▶ _TASK BRIEF_: Copy out every record below with complete accuracy.

[Stored data]
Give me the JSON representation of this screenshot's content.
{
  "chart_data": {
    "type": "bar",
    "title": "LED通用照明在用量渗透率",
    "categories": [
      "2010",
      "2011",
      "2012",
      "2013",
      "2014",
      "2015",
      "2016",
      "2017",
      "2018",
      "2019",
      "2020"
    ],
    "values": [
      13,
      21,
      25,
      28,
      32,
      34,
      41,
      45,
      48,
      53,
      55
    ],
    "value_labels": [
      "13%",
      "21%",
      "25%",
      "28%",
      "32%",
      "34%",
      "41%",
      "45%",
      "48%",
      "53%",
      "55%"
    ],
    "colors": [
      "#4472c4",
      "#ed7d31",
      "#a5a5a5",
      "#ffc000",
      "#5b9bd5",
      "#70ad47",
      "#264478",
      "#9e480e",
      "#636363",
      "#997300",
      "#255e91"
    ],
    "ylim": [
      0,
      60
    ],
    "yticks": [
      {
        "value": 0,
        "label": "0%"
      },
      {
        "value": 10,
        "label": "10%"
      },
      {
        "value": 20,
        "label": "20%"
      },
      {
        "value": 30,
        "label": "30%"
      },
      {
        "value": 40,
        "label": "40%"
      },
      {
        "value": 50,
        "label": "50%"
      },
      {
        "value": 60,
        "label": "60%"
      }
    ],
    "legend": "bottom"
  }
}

▶ _RESULT OF THIS TASK_:
Give me the JSON representation of this screenshot's content.
{
  "chart_data": {
    "type": "bar",
    "title": "LED通用照明在用量渗透率",
    "categories": [
      "2010",
      "2011",
      "2012",
      "2013",
      "2014",
      "2015",
      "2016",
      "2017",
      "2018",
      "2019",
      "2020"
    ],
    "values": [
      13,
      21,
      25,
      28,
      32,
      34,
      41,
      45,
      48,
      53,
      55
    ],
    "value_labels": [
      "13%",
      "21%",
      "25%",
      "28%",
      "32%",
      "34%",
      "41%",
      "45%",
      "48%",
      "53%",
      "55%"
    ],
    "colors": [
      "#4472c4",
      "#ed7d31",
      "#a5a5a5",
      "#ffc000",
      "#5b9bd5",
      "#70ad47",
      "#264478",
      "#9e480e",
      "#636363",
      "#997300",
      "#255e91"
    ],
    "ylim": [
      0,
      60
    ],
    "yticks": [
      {
        "value": 0,
        "label": "0%"
      },
      {
        "value": 10,
        "label": "10%"
      },
      {
        "value": 20,
        "label": "20%"
      },
      {
        "value": 30,
        "label": "30%"
      },
      {
        "value": 40,
        "label": "40%"
      },
      {
        "value": 50,
        "label": "50%"
      },
      {
        "value": 60,
        "label": "60%"
      }
    ],
    "legend": "bottom"
  }
}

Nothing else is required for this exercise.